** INSTRUCTIONS FOR THE TASK **
Whenever a line contains the string "text", copy it out of the entries.

** PROVIDED DATA **
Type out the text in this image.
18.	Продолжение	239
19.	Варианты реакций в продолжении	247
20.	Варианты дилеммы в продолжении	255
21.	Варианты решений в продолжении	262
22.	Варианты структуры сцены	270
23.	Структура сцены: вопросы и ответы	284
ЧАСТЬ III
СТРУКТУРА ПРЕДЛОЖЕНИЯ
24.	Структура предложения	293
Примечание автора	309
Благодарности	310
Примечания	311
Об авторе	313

* * *

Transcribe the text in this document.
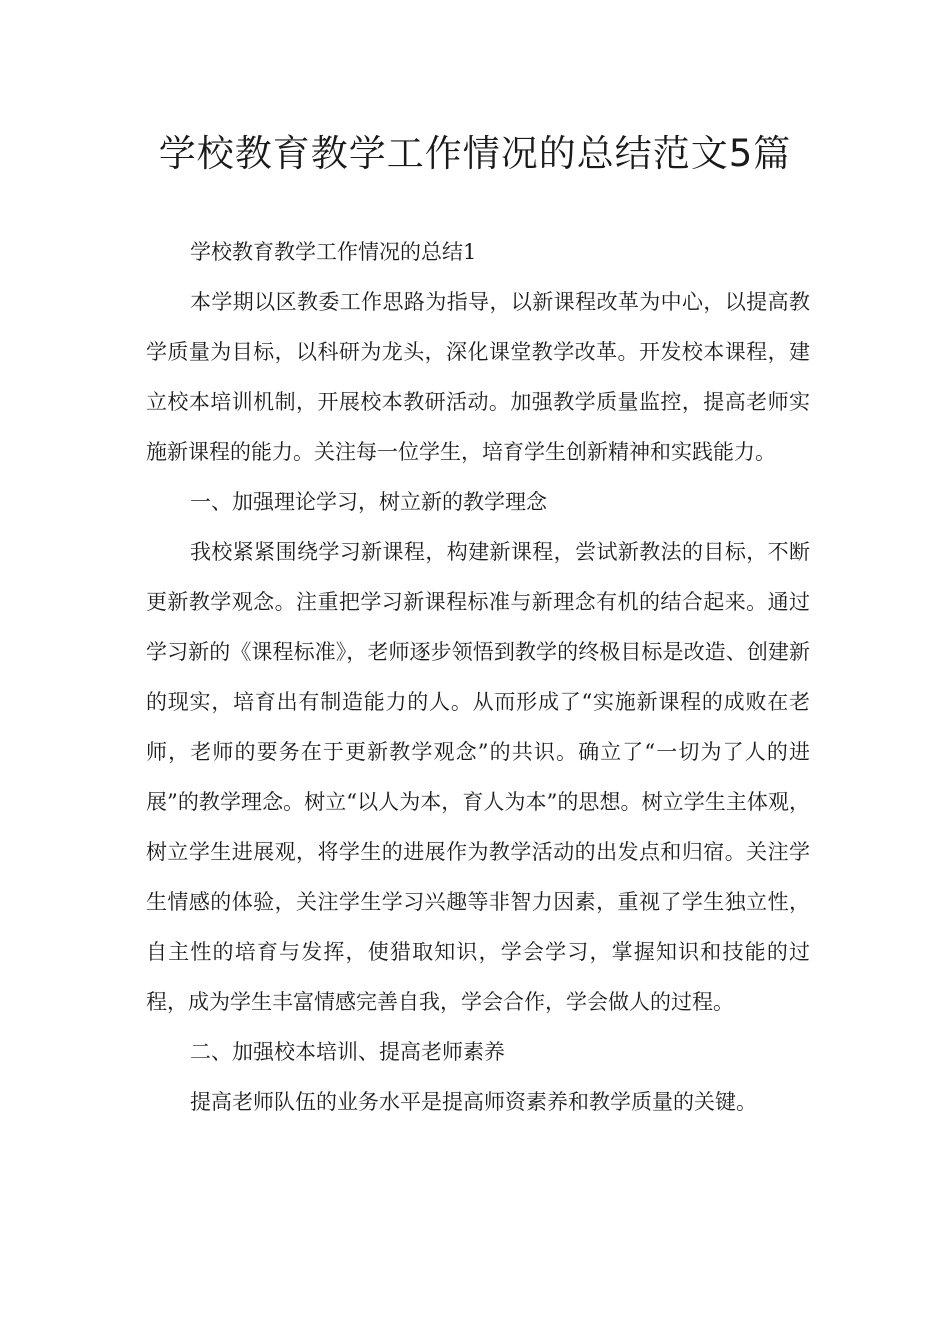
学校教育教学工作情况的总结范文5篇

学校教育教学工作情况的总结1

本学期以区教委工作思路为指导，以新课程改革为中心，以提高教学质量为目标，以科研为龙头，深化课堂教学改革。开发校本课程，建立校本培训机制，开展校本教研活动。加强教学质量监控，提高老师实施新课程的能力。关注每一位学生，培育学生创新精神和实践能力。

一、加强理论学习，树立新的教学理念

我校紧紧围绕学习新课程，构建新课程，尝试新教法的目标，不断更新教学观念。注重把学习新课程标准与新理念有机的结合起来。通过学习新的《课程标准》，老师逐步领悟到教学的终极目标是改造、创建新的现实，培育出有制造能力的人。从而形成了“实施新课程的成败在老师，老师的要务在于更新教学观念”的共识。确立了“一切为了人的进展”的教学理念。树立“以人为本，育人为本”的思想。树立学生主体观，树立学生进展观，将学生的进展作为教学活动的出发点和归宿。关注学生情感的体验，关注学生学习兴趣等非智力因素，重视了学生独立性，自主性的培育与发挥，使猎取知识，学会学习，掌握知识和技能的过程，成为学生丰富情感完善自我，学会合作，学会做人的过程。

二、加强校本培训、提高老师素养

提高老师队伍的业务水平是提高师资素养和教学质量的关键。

** SOLUTION TO THIS EXERCISE **
Type out the text in this image.
Transcribe the text in this document.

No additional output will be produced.